■ **Stated goal**
Would you set down every entry shown below, precisely as written?

■ **Information provided**
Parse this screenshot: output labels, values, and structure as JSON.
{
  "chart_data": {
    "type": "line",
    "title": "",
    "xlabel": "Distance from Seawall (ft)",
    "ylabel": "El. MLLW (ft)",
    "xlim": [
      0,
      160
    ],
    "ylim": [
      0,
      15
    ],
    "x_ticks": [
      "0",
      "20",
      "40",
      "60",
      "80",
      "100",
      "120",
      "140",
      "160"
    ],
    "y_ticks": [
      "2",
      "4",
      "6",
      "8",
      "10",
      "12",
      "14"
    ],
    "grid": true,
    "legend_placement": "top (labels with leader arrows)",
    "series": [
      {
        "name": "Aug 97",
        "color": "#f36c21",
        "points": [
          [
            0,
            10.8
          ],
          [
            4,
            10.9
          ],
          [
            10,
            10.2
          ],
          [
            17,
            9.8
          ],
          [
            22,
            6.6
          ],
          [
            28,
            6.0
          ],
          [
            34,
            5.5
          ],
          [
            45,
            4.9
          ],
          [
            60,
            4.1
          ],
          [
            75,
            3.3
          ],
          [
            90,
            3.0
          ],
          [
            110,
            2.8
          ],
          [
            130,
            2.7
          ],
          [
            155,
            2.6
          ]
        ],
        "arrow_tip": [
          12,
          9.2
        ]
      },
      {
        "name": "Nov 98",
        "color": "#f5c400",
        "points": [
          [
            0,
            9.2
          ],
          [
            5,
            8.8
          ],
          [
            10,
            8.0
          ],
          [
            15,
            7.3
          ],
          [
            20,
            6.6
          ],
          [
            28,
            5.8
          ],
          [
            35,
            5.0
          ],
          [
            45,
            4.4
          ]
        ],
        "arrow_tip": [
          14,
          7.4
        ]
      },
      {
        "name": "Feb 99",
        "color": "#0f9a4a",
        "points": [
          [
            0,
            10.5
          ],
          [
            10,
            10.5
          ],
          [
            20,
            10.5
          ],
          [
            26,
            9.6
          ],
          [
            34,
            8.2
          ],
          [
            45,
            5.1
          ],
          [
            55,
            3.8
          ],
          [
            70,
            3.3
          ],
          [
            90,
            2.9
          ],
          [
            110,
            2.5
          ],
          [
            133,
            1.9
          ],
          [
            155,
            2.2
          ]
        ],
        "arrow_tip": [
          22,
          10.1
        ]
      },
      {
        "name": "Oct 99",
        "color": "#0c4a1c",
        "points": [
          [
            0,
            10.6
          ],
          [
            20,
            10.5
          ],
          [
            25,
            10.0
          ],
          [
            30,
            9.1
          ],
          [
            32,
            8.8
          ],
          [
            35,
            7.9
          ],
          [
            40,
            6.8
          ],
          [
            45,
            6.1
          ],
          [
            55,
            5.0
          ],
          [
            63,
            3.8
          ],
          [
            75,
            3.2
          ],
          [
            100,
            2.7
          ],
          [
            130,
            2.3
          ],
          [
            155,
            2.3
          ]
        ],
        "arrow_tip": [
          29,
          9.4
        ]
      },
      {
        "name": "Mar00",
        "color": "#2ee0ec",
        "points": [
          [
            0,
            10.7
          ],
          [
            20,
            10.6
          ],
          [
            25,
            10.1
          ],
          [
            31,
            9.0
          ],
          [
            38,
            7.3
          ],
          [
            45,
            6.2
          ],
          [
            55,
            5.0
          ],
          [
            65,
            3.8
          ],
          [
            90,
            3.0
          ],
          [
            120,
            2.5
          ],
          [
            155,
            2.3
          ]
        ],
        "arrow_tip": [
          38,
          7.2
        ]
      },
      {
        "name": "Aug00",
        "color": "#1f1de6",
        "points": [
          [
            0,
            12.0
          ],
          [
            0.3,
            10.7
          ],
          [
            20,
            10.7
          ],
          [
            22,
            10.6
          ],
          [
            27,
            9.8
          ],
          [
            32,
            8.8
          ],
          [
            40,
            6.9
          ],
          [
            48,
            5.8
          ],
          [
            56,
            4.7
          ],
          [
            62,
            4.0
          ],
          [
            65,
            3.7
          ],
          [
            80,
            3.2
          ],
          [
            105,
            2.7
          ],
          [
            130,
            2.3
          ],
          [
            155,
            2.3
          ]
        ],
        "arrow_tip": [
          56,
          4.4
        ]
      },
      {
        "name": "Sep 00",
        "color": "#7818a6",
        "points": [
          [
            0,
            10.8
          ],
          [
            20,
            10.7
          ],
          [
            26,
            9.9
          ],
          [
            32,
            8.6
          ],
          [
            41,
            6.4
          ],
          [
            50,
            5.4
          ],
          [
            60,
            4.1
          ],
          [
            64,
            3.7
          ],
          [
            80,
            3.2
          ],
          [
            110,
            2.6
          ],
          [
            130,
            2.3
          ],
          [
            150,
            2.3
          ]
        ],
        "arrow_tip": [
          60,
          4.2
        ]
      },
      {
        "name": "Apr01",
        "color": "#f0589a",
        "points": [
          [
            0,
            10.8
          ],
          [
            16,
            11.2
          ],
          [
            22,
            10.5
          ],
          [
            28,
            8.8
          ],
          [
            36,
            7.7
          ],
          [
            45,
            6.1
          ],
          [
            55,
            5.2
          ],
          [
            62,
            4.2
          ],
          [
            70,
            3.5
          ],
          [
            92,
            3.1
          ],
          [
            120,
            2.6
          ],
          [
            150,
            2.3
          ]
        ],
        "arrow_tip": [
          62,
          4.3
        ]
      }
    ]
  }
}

■ **Result of the task**
Parse this screenshot: output labels, values, and structure as JSON.
{
  "chart_data": {
    "type": "line",
    "title": "",
    "xlabel": "Distance from Seawall (ft)",
    "ylabel": "El. MLLW (ft)",
    "xlim": [
      0,
      160
    ],
    "ylim": [
      0,
      15
    ],
    "x_ticks": [
      "0",
      "20",
      "40",
      "60",
      "80",
      "100",
      "120",
      "140",
      "160"
    ],
    "y_ticks": [
      "2",
      "4",
      "6",
      "8",
      "10",
      "12",
      "14"
    ],
    "grid": true,
    "legend_placement": "top (labels with leader arrows)",
    "series": [
      {
        "name": "Aug 97",
        "color": "#f36c21",
        "points": [
          [
            0,
            10.8
          ],
          [
            4,
            10.9
          ],
          [
            10,
            10.2
          ],
          [
            17,
            9.8
          ],
          [
            22,
            6.6
          ],
          [
            28,
            6.0
          ],
          [
            34,
            5.5
          ],
          [
            45,
            4.9
          ],
          [
            60,
            4.1
          ],
          [
            75,
            3.3
          ],
          [
            90,
            3.0
          ],
          [
            110,
            2.8
          ],
          [
            130,
            2.7
          ],
          [
            155,
            2.6
          ]
        ],
        "arrow_tip": [
          12,
          9.2
        ]
      },
      {
        "name": "Nov 98",
        "color": "#f5c400",
        "points": [
          [
            0,
            9.2
          ],
          [
            5,
            8.8
          ],
          [
            10,
            8.0
          ],
          [
            15,
            7.3
          ],
          [
            20,
            6.6
          ],
          [
            28,
            5.8
          ],
          [
            35,
            5.0
          ],
          [
            45,
            4.4
          ]
        ],
        "arrow_tip": [
          14,
          7.4
        ]
      },
      {
        "name": "Feb 99",
        "color": "#0f9a4a",
        "points": [
          [
            0,
            10.5
          ],
          [
            10,
            10.5
          ],
          [
            20,
            10.5
          ],
          [
            26,
            9.6
          ],
          [
            34,
            8.2
          ],
          [
            45,
            5.1
          ],
          [
            55,
            3.8
          ],
          [
            70,
            3.3
          ],
          [
            90,
            2.9
          ],
          [
            110,
            2.5
          ],
          [
            133,
            1.9
          ],
          [
            155,
            2.2
          ]
        ],
        "arrow_tip": [
          22,
          10.1
        ]
      },
      {
        "name": "Oct 99",
        "color": "#0c4a1c",
        "points": [
          [
            0,
            10.6
          ],
          [
            20,
            10.5
          ],
          [
            25,
            10.0
          ],
          [
            30,
            9.1
          ],
          [
            32,
            8.8
          ],
          [
            35,
            7.9
          ],
          [
            40,
            6.8
          ],
          [
            45,
            6.1
          ],
          [
            55,
            5.0
          ],
          [
            63,
            3.8
          ],
          [
            75,
            3.2
          ],
          [
            100,
            2.7
          ],
          [
            130,
            2.3
          ],
          [
            155,
            2.3
          ]
        ],
        "arrow_tip": [
          29,
          9.4
        ]
      },
      {
        "name": "Mar00",
        "color": "#2ee0ec",
        "points": [
          [
            0,
            10.7
          ],
          [
            20,
            10.6
          ],
          [
            25,
            10.1
          ],
          [
            31,
            9.0
          ],
          [
            38,
            7.3
          ],
          [
            45,
            6.2
          ],
          [
            55,
            5.0
          ],
          [
            65,
            3.8
          ],
          [
            90,
            3.0
          ],
          [
            120,
            2.5
          ],
          [
            155,
            2.3
          ]
        ],
        "arrow_tip": [
          38,
          7.2
        ]
      },
      {
        "name": "Aug00",
        "color": "#1f1de6",
        "points": [
          [
            0,
            12.0
          ],
          [
            0.3,
            10.7
          ],
          [
            20,
            10.7
          ],
          [
            22,
            10.6
          ],
          [
            27,
            9.8
          ],
          [
            32,
            8.8
          ],
          [
            40,
            6.9
          ],
          [
            48,
            5.8
          ],
          [
            56,
            4.7
          ],
          [
            62,
            4.0
          ],
          [
            65,
            3.7
          ],
          [
            80,
            3.2
          ],
          [
            105,
            2.7
          ],
          [
            130,
            2.3
          ],
          [
            155,
            2.3
          ]
        ],
        "arrow_tip": [
          56,
          4.4
        ]
      },
      {
        "name": "Sep 00",
        "color": "#7818a6",
        "points": [
          [
            0,
            10.8
          ],
          [
            20,
            10.7
          ],
          [
            26,
            9.9
          ],
          [
            32,
            8.6
          ],
          [
            41,
            6.4
          ],
          [
            50,
            5.4
          ],
          [
            60,
            4.1
          ],
          [
            64,
            3.7
          ],
          [
            80,
            3.2
          ],
          [
            110,
            2.6
          ],
          [
            130,
            2.3
          ],
          [
            150,
            2.3
          ]
        ],
        "arrow_tip": [
          60,
          4.2
        ]
      },
      {
        "name": "Apr01",
        "color": "#f0589a",
        "points": [
          [
            0,
            10.8
          ],
          [
            16,
            11.2
          ],
          [
            22,
            10.5
          ],
          [
            28,
            8.8
          ],
          [
            36,
            7.7
          ],
          [
            45,
            6.1
          ],
          [
            55,
            5.2
          ],
          [
            62,
            4.2
          ],
          [
            70,
            3.5
          ],
          [
            92,
            3.1
          ],
          [
            120,
            2.6
          ],
          [
            150,
            2.3
          ]
        ],
        "arrow_tip": [
          62,
          4.3
        ]
      }
    ]
  }
}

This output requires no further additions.